◆ **EXERCISE PROMPT**
Extract the lines that carry the string "vagy" from the listing.

============================================================

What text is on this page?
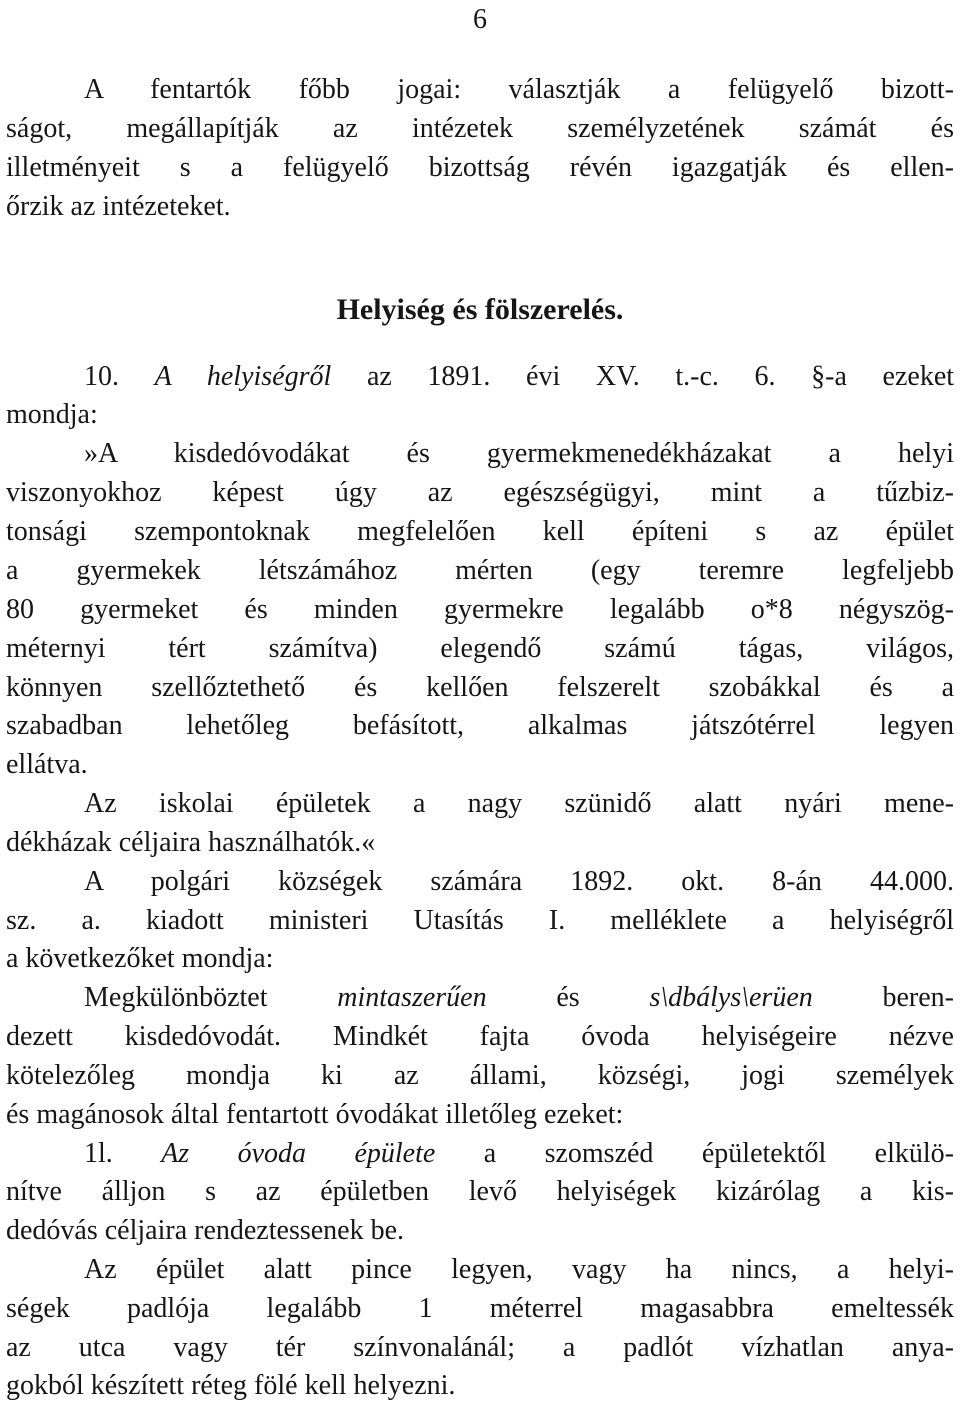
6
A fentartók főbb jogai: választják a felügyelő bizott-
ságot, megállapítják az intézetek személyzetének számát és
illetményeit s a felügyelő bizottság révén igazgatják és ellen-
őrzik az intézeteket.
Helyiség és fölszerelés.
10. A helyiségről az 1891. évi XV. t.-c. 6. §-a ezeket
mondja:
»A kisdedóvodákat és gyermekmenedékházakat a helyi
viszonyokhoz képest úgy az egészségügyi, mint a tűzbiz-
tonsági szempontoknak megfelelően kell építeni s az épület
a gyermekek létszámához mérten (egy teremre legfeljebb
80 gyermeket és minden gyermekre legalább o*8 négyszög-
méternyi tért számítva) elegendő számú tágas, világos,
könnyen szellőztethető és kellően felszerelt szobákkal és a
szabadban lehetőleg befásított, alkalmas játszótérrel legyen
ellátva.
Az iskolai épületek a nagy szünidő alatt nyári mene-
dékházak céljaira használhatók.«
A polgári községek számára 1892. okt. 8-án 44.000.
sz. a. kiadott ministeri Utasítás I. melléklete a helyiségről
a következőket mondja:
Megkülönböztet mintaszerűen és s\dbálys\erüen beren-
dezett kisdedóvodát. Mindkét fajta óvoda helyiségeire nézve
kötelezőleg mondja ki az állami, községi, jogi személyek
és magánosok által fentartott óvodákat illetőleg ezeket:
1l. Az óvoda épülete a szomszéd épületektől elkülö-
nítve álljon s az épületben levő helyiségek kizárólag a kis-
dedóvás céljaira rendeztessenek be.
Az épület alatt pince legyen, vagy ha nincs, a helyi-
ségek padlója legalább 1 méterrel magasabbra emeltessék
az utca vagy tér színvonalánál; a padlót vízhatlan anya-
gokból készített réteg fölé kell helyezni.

============================================================

◆ **SOLUTION TO THE PROBLEM**
Az épület alatt pince legyen, vagy ha nincs, a helyi-
az utca vagy tér színvonalánál; a padlót vízhatlan anya-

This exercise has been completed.